§ Work to do:
Print every entry word for word, but omit the pictures.

§ Provided information:
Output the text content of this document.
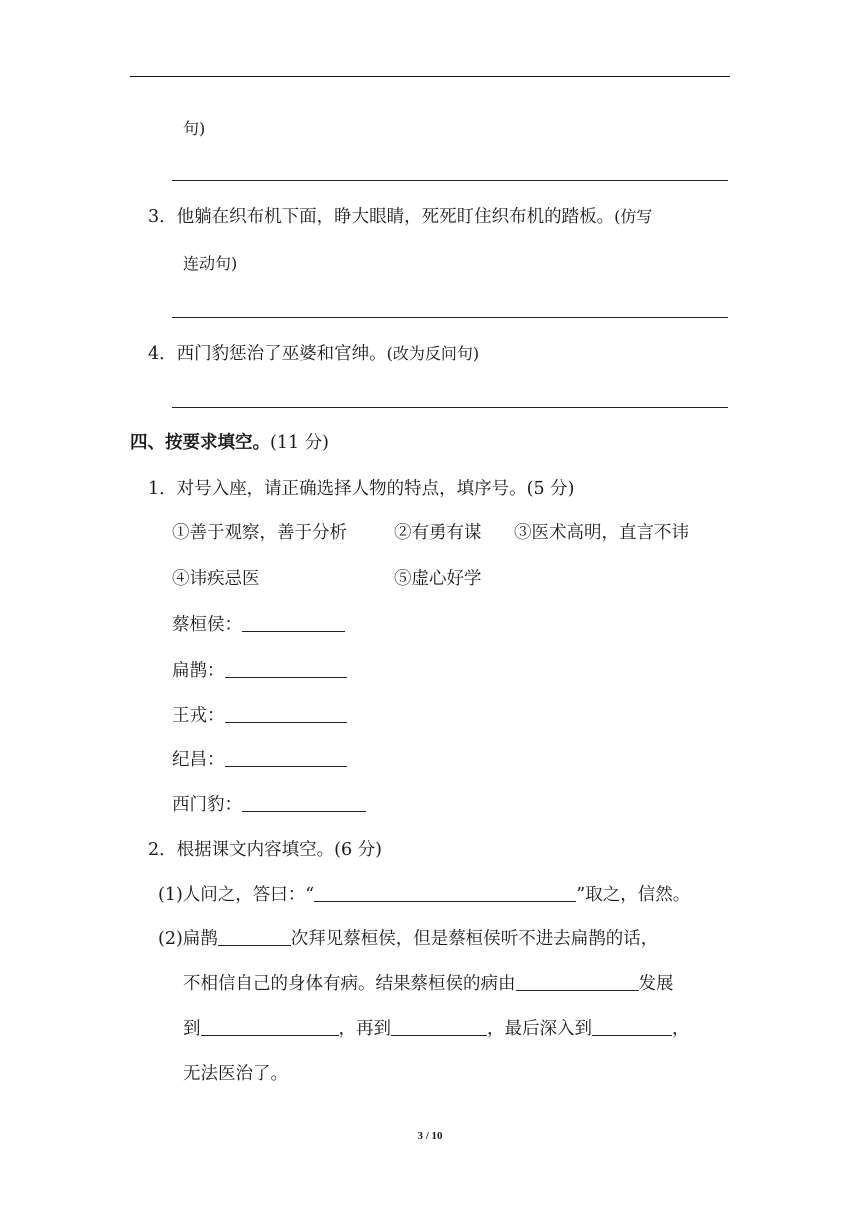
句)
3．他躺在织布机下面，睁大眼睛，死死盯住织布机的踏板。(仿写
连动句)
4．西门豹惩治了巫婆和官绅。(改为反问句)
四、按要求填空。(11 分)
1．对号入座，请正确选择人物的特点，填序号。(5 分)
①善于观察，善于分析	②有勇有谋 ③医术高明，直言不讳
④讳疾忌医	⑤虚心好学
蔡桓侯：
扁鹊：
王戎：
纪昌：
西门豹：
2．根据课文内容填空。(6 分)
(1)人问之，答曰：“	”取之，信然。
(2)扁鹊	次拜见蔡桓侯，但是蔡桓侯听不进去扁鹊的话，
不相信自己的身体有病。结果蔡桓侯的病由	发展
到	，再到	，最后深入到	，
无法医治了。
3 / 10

§ The solution:
Output the text content of this document.
句)
3．他躺在织布机下面，睁大眼睛，死死盯住织布机的踏板。(仿写
连动句)
4．西门豹惩治了巫婆和官绅。(改为反问句)
四、按要求填空。(11 分)
1．对号入座，请正确选择人物的特点，填序号。(5 分)
①善于观察，善于分析	②有勇有谋 ③医术高明，直言不讳
④讳疾忌医	⑤虚心好学
蔡桓侯：
扁鹊：
王戎：
纪昌：
西门豹：
2．根据课文内容填空。(6 分)
(1)人问之，答曰：“	”取之，信然。
(2)扁鹊	次拜见蔡桓侯，但是蔡桓侯听不进去扁鹊的话，
不相信自己的身体有病。结果蔡桓侯的病由	发展
到	，再到	，最后深入到	，
无法医治了。
3 / 10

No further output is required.